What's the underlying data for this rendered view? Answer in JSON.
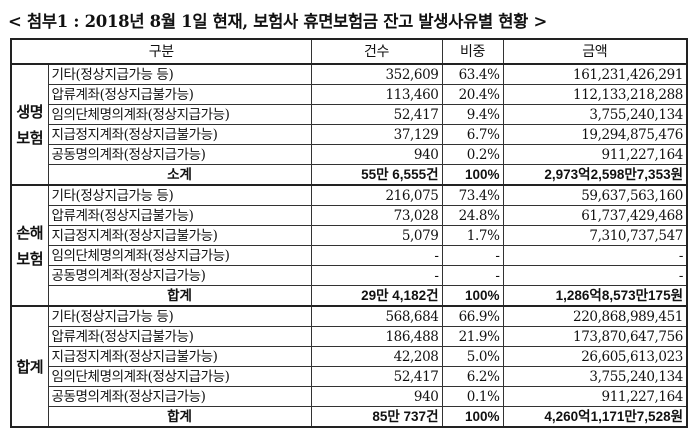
{
  "title": "< 첨부1 : 2018년 8월 1일 현재, 보험사 휴면보험금 잔고 발생사유별 현황 >",
  "headers": [
    "구분",
    "건수",
    "비중",
    "금액"
  ],
  "sections": [
    {
      "group": "생명보험",
      "rows": [
        {
          "label": "기타(정상지급가능 등)",
          "count": "352,609",
          "ratio": "63.4%",
          "amount": "161,231,426,291"
        },
        {
          "label": "압류계좌(정상지급불가능)",
          "count": "113,460",
          "ratio": "20.4%",
          "amount": "112,133,218,288"
        },
        {
          "label": "임의단체명의계좌(정상지급가능)",
          "count": "52,417",
          "ratio": "9.4%",
          "amount": "3,755,240,134"
        },
        {
          "label": "지급정지계좌(정상지급불가능)",
          "count": "37,129",
          "ratio": "6.7%",
          "amount": "19,294,875,476"
        },
        {
          "label": "공동명의계좌(정상지급가능)",
          "count": "940",
          "ratio": "0.2%",
          "amount": "911,227,164"
        }
      ],
      "total": {
        "label": "소계",
        "count": "55만 6,555건",
        "ratio": "100%",
        "amount": "2,973억2,598만7,353원"
      }
    },
    {
      "group": "손해보험",
      "rows": [
        {
          "label": "기타(정상지급가능 등)",
          "count": "216,075",
          "ratio": "73.4%",
          "amount": "59,637,563,160"
        },
        {
          "label": "압류계좌(정상지급불가능)",
          "count": "73,028",
          "ratio": "24.8%",
          "amount": "61,737,429,468"
        },
        {
          "label": "지급정지계좌(정상지급불가능)",
          "count": "5,079",
          "ratio": "1.7%",
          "amount": "7,310,737,547"
        },
        {
          "label": "임의단체명의계좌(정상지급가능)",
          "count": "-",
          "ratio": "-",
          "amount": "-"
        },
        {
          "label": "공동명의계좌(정상지급가능)",
          "count": "-",
          "ratio": "-",
          "amount": "-"
        }
      ],
      "total": {
        "label": "합계",
        "count": "29만 4,182건",
        "ratio": "100%",
        "amount": "1,286억8,573만175원"
      }
    },
    {
      "group": "합계",
      "rows": [
        {
          "label": "기타(정상지급가능 등)",
          "count": "568,684",
          "ratio": "66.9%",
          "amount": "220,868,989,451"
        },
        {
          "label": "압류계좌(정상지급불가능)",
          "count": "186,488",
          "ratio": "21.9%",
          "amount": "173,870,647,756"
        },
        {
          "label": "지급정지계좌(정상지급불가능)",
          "count": "42,208",
          "ratio": "5.0%",
          "amount": "26,605,613,023"
        },
        {
          "label": "임의단체명의계좌(정상지급가능)",
          "count": "52,417",
          "ratio": "6.2%",
          "amount": "3,755,240,134"
        },
        {
          "label": "공동명의계좌(정상지급가능)",
          "count": "940",
          "ratio": "0.1%",
          "amount": "911,227,164"
        }
      ],
      "total": {
        "label": "합계",
        "count": "85만 737건",
        "ratio": "100%",
        "amount": "4,260억1,171만7,528원"
      }
    }
  ]
}
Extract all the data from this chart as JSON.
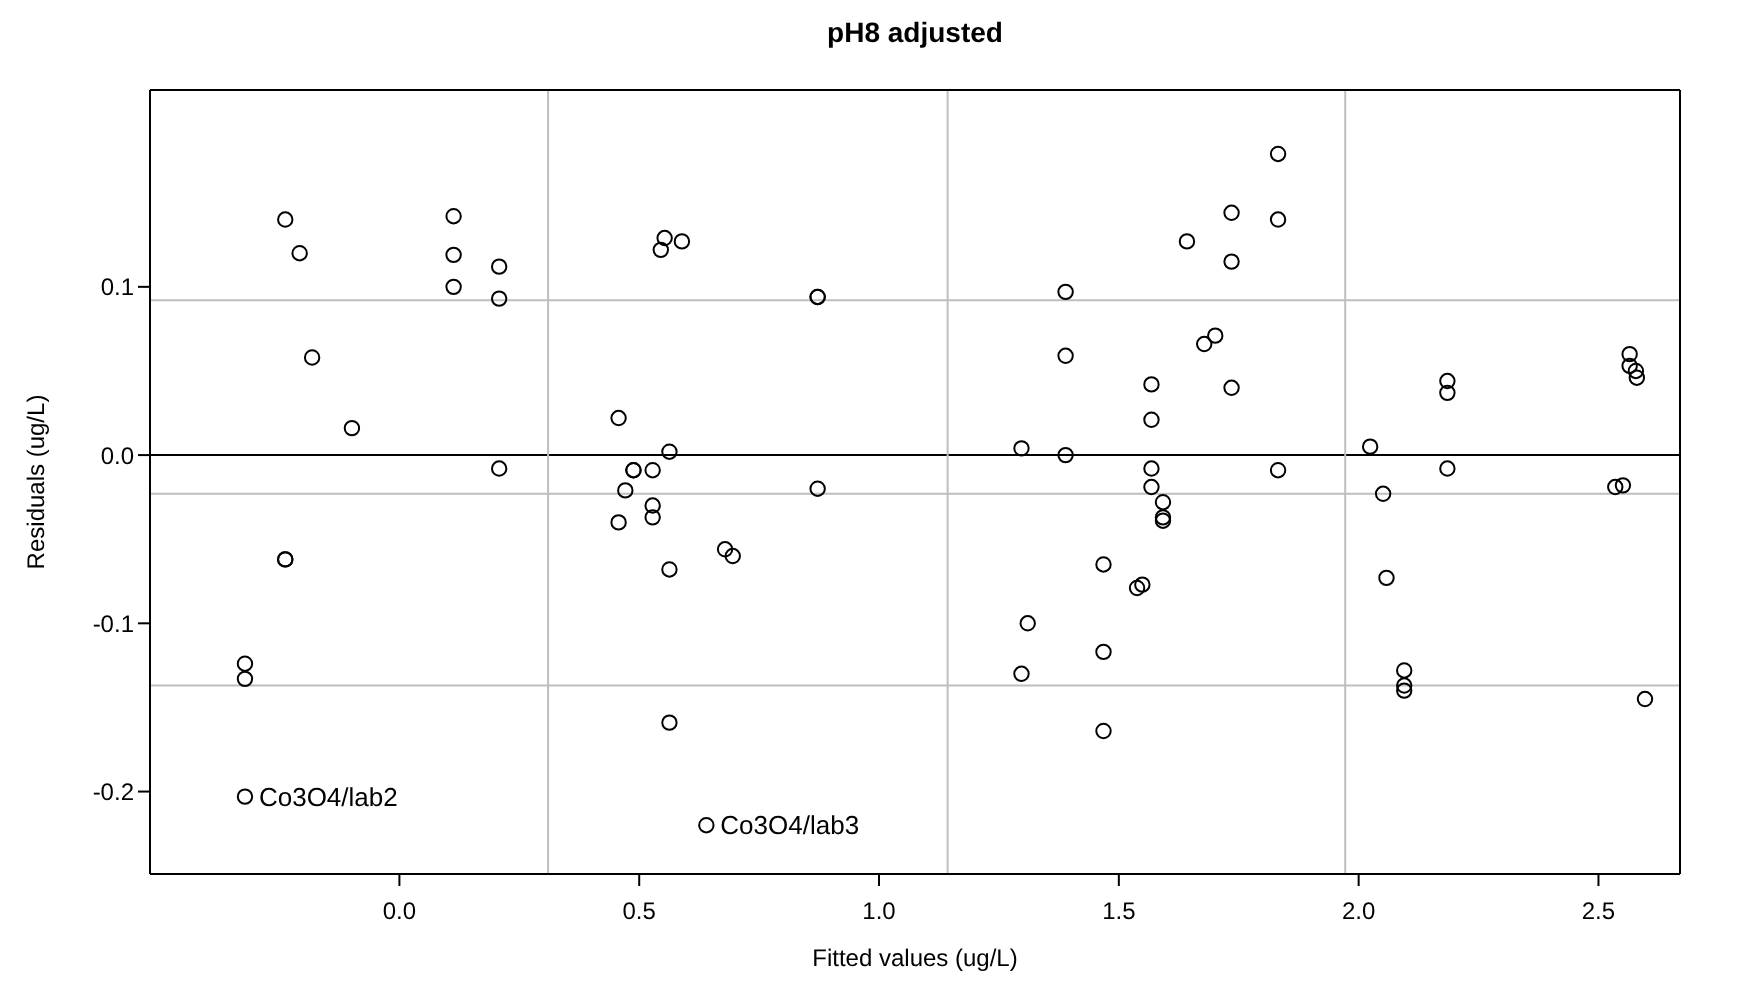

= = = =

**Aim**
From the material above, reproduce everything verbatim except the pictures.

**Task response**
What's the underlying data for this rendered view? Answer in JSON.
{
  "title": "< 첨부1 : 2018년 8월 1일 현재, 보험사 휴면보험금 잔고 발생사유별 현황 >",
  "headers": [
    "구분",
    "건수",
    "비중",
    "금액"
  ],
  "sections": [
    {
      "group": "생명보험",
      "rows": [
        {
          "label": "기타(정상지급가능 등)",
          "count": "352,609",
          "ratio": "63.4%",
          "amount": "161,231,426,291"
        },
        {
          "label": "압류계좌(정상지급불가능)",
          "count": "113,460",
          "ratio": "20.4%",
          "amount": "112,133,218,288"
        },
        {
          "label": "임의단체명의계좌(정상지급가능)",
          "count": "52,417",
          "ratio": "9.4%",
          "amount": "3,755,240,134"
        },
        {
          "label": "지급정지계좌(정상지급불가능)",
          "count": "37,129",
          "ratio": "6.7%",
          "amount": "19,294,875,476"
        },
        {
          "label": "공동명의계좌(정상지급가능)",
          "count": "940",
          "ratio": "0.2%",
          "amount": "911,227,164"
        }
      ],
      "total": {
        "label": "소계",
        "count": "55만 6,555건",
        "ratio": "100%",
        "amount": "2,973억2,598만7,353원"
      }
    },
    {
      "group": "손해보험",
      "rows": [
        {
          "label": "기타(정상지급가능 등)",
          "count": "216,075",
          "ratio": "73.4%",
          "amount": "59,637,563,160"
        },
        {
          "label": "압류계좌(정상지급불가능)",
          "count": "73,028",
          "ratio": "24.8%",
          "amount": "61,737,429,468"
        },
        {
          "label": "지급정지계좌(정상지급불가능)",
          "count": "5,079",
          "ratio": "1.7%",
          "amount": "7,310,737,547"
        },
        {
          "label": "임의단체명의계좌(정상지급가능)",
          "count": "-",
          "ratio": "-",
          "amount": "-"
        },
        {
          "label": "공동명의계좌(정상지급가능)",
          "count": "-",
          "ratio": "-",
          "amount": "-"
        }
      ],
      "total": {
        "label": "합계",
        "count": "29만 4,182건",
        "ratio": "100%",
        "amount": "1,286억8,573만175원"
      }
    },
    {
      "group": "합계",
      "rows": [
        {
          "label": "기타(정상지급가능 등)",
          "count": "568,684",
          "ratio": "66.9%",
          "amount": "220,868,989,451"
        },
        {
          "label": "압류계좌(정상지급불가능)",
          "count": "186,488",
          "ratio": "21.9%",
          "amount": "173,870,647,756"
        },
        {
          "label": "지급정지계좌(정상지급불가능)",
          "count": "42,208",
          "ratio": "5.0%",
          "amount": "26,605,613,023"
        },
        {
          "label": "임의단체명의계좌(정상지급가능)",
          "count": "52,417",
          "ratio": "6.2%",
          "amount": "3,755,240,134"
        },
        {
          "label": "공동명의계좌(정상지급가능)",
          "count": "940",
          "ratio": "0.1%",
          "amount": "911,227,164"
        }
      ],
      "total": {
        "label": "합계",
        "count": "85만 737건",
        "ratio": "100%",
        "amount": "4,260억1,171만7,528원"
      }
    }
  ]
}
Extract all the data from this chart as JSON.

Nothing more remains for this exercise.